[Records contained in a dataset]
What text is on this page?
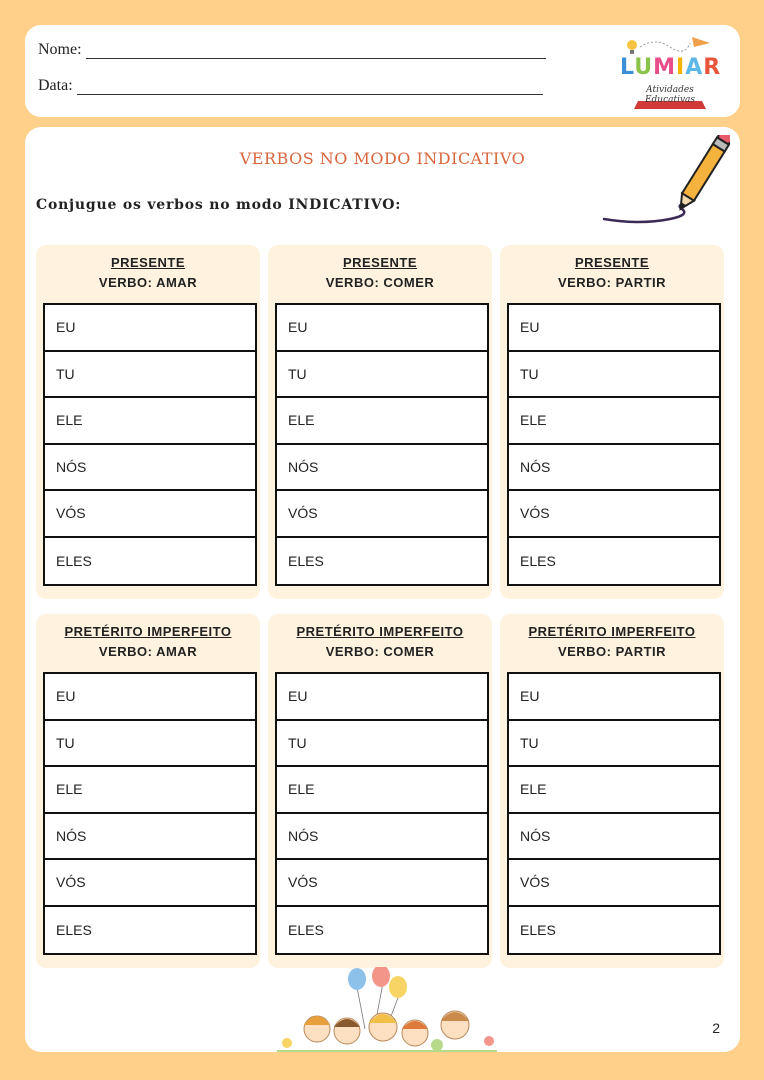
Nome:
Data:
LUMIAR
Atividades Educativas
VERBOS NO MODO INDICATIVO
Conjugue os verbos no modo INDICATIVO:
PRESENTE
VERBO: AMAR
EU
TU
ELE
NÓS
VÓS
ELES
PRESENTE
VERBO: COMER
EU
TU
ELE
NÓS
VÓS
ELES
PRESENTE
VERBO: PARTIR
EU
TU
ELE
NÓS
VÓS
ELES
PRETÉRITO IMPERFEITO
VERBO: AMAR
EU
TU
ELE
NÓS
VÓS
ELES
PRETÉRITO IMPERFEITO
VERBO: COMER
EU
TU
ELE
NÓS
VÓS
ELES
PRETÉRITO IMPERFEITO
VERBO: PARTIR
EU
TU
ELE
NÓS
VÓS
ELES
2
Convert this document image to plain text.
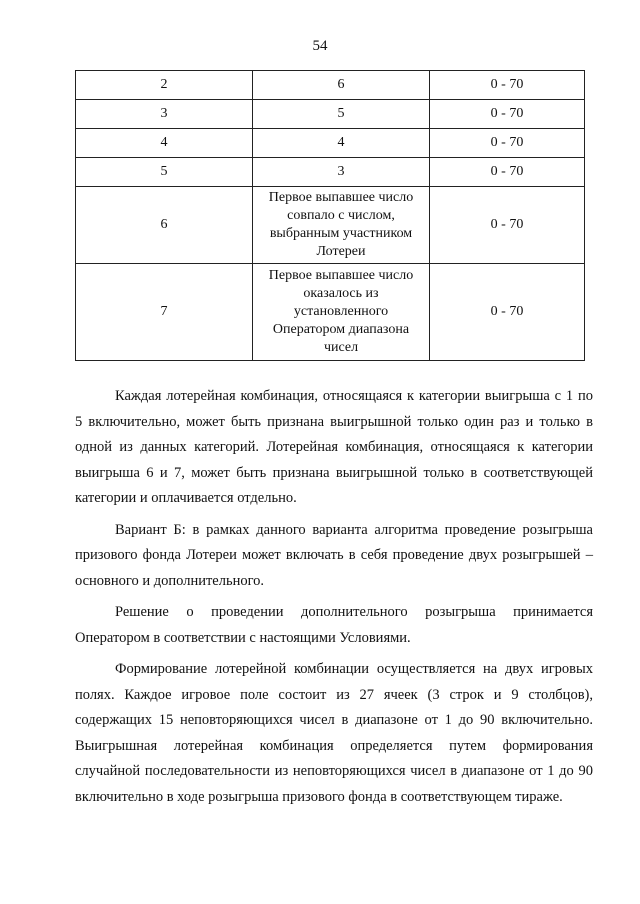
54
2	6	0 - 70
3	5	0 - 70
4	4	0 - 70
5	3	0 - 70
6	Первое выпавшее число
совпало с числом,
выбранным участником
Лотереи	0 - 70
7	Первое выпавшее число
оказалось из
установленного
Оператором диапазона
чисел	0 - 70

Каждая лотерейная комбинация, относящаяся к категории выигрыша с 1 по 5 включительно, может быть признана выигрышной только один раз и только в одной из данных категорий. Лотерейная комбинация, относящаяся к категории выигрыша 6 и 7, может быть признана выигрышной только в соответствующей категории и оплачивается отдельно.

Вариант Б: в рамках данного варианта алгоритма проведение розыгрыша призового фонда Лотереи может включать в себя проведение двух розыгрышей – основного и дополнительного.

Решение о проведении дополнительного розыгрыша принимается Оператором в соответствии с настоящими Условиями.

Формирование лотерейной комбинации осуществляется на двух игровых полях. Каждое игровое поле состоит из 27 ячеек (3 строк и 9 столбцов), содержащих 15 неповторяющихся чисел в диапазоне от 1 до 90 включительно. Выигрышная лотерейная комбинация определяется путем формирования случайной последовательности из неповторяющихся чисел в диапазоне от 1 до 90 включительно в ходе розыгрыша призового фонда в соответствующем тираже.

*What to produce*
What is the number of lines in the data that hold the string "text"? Answer with the number only.

*Output below*
2